## The task
Determine how many lines of the entries contain "true". Reply with that number alone.

(Stored entries)
* * *
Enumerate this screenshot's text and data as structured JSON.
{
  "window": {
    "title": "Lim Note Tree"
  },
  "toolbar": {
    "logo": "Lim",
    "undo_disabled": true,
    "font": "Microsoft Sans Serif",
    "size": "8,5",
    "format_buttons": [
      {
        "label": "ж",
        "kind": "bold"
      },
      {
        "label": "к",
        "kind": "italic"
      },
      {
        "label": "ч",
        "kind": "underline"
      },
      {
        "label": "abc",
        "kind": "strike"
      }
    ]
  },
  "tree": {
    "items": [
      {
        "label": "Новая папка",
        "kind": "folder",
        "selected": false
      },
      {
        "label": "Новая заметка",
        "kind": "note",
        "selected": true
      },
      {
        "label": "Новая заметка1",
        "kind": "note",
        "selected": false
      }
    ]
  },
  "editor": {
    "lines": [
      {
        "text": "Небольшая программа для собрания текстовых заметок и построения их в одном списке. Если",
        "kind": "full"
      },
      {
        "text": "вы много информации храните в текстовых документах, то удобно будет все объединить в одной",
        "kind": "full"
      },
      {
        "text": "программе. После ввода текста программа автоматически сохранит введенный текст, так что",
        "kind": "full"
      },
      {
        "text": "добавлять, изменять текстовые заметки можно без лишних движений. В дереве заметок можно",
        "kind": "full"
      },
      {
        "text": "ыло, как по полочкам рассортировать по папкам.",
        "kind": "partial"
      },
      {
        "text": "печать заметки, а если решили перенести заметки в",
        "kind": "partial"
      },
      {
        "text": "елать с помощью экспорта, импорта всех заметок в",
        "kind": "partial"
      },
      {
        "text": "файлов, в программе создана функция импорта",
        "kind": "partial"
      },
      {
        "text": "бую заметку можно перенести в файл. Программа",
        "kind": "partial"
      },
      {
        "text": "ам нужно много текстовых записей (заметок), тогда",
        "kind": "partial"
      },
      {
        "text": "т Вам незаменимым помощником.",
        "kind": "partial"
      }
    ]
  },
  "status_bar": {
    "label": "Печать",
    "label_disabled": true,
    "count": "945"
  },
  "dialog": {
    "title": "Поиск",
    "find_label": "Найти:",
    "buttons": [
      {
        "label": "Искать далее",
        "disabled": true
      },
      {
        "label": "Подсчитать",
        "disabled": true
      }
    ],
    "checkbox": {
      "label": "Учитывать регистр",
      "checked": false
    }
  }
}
* * *
## Reply
5